-- start of Source records --

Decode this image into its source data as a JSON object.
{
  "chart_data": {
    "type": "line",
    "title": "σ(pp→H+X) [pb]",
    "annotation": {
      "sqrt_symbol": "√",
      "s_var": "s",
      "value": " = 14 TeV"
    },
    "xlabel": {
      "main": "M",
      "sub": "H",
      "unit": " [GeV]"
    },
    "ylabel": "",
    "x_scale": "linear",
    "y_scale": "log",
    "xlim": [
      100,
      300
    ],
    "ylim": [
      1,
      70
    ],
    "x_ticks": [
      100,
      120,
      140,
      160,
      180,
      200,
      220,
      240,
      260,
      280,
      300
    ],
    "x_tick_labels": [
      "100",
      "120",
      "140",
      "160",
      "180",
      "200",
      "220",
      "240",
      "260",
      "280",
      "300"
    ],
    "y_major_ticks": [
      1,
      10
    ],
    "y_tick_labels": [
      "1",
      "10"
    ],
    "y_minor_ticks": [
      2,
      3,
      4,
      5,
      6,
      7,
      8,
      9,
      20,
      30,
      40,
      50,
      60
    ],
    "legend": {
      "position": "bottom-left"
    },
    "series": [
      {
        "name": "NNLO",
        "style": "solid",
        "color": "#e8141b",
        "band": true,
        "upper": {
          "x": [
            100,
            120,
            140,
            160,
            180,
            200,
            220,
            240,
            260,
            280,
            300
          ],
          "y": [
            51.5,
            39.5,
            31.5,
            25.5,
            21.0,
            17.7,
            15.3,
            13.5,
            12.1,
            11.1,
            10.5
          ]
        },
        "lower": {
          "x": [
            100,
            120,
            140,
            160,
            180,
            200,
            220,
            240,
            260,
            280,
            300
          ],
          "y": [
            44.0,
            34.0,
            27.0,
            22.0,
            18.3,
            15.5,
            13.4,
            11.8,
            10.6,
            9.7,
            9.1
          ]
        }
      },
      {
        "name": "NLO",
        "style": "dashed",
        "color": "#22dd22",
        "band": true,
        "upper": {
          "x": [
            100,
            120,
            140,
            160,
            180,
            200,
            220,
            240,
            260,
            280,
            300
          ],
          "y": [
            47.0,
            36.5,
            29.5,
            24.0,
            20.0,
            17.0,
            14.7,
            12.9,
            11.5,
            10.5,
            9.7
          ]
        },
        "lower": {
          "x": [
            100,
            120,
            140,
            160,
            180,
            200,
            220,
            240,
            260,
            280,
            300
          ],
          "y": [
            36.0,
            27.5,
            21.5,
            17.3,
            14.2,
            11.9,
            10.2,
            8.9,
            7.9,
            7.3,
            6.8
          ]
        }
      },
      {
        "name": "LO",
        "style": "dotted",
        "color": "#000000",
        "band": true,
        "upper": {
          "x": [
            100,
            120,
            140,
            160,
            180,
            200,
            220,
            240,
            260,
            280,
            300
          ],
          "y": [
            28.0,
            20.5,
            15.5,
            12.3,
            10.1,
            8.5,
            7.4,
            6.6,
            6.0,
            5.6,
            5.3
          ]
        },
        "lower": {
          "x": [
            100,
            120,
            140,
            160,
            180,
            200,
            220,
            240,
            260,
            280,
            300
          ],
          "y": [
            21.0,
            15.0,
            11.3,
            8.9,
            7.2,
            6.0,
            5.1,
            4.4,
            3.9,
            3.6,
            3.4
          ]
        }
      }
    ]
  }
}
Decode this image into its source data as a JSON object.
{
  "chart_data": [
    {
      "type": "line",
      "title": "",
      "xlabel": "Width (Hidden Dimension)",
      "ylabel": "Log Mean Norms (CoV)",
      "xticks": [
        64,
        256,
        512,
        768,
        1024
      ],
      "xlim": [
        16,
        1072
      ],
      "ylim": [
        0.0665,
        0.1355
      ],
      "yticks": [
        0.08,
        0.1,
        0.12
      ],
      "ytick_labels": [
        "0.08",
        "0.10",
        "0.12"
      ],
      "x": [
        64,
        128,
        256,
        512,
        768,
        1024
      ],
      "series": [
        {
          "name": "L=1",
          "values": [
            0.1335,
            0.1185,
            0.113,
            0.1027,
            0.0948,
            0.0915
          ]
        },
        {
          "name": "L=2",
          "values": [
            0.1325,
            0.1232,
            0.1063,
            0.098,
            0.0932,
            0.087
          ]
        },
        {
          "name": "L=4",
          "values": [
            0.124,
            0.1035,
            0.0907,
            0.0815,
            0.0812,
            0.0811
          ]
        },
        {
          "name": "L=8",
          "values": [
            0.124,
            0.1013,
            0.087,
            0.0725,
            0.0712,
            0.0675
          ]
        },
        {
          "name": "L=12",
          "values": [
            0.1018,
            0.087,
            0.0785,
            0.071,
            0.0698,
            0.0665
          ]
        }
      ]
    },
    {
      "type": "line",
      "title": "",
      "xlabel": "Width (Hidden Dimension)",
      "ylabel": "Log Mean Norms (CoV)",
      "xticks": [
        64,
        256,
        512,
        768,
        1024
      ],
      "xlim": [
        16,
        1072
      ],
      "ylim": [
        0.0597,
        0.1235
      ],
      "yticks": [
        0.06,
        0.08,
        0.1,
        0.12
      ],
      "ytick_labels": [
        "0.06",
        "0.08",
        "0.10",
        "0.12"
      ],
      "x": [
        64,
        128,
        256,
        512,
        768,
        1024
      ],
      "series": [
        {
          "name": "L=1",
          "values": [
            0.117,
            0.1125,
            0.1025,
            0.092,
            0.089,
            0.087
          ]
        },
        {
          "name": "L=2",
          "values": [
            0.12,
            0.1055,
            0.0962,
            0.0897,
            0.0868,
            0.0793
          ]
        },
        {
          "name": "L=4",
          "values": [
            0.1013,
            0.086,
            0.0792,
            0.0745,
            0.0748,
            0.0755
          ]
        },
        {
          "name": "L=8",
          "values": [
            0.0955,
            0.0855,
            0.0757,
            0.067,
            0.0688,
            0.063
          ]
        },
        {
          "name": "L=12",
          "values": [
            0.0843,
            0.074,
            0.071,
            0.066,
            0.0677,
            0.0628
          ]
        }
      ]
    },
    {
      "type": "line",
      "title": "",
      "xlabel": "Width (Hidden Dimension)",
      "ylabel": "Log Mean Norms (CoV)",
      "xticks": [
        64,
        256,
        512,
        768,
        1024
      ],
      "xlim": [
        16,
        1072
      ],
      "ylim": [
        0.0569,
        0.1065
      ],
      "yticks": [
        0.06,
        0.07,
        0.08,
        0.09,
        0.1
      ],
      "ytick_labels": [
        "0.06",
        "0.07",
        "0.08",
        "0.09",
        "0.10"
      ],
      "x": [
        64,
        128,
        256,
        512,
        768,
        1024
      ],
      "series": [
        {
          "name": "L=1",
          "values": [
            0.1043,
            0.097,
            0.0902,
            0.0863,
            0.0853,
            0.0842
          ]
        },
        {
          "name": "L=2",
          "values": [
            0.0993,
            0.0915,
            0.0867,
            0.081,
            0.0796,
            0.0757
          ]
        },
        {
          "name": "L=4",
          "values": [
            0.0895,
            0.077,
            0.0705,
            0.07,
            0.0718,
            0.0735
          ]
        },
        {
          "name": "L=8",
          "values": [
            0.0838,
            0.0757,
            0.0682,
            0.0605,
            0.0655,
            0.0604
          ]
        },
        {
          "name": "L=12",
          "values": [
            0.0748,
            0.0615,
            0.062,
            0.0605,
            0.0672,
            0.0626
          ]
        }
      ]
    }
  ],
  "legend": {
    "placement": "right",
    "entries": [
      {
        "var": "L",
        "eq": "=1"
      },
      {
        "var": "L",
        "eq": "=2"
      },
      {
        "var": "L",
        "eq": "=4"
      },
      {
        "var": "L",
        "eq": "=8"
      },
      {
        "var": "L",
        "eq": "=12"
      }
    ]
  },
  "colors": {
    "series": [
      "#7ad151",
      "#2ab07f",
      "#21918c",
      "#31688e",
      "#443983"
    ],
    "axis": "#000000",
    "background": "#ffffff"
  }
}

-- end of Source records --

**Aim of the exercise:** Count how many lines in the data above hold the string "style", and give the number with no other words.

**Final answer:** 3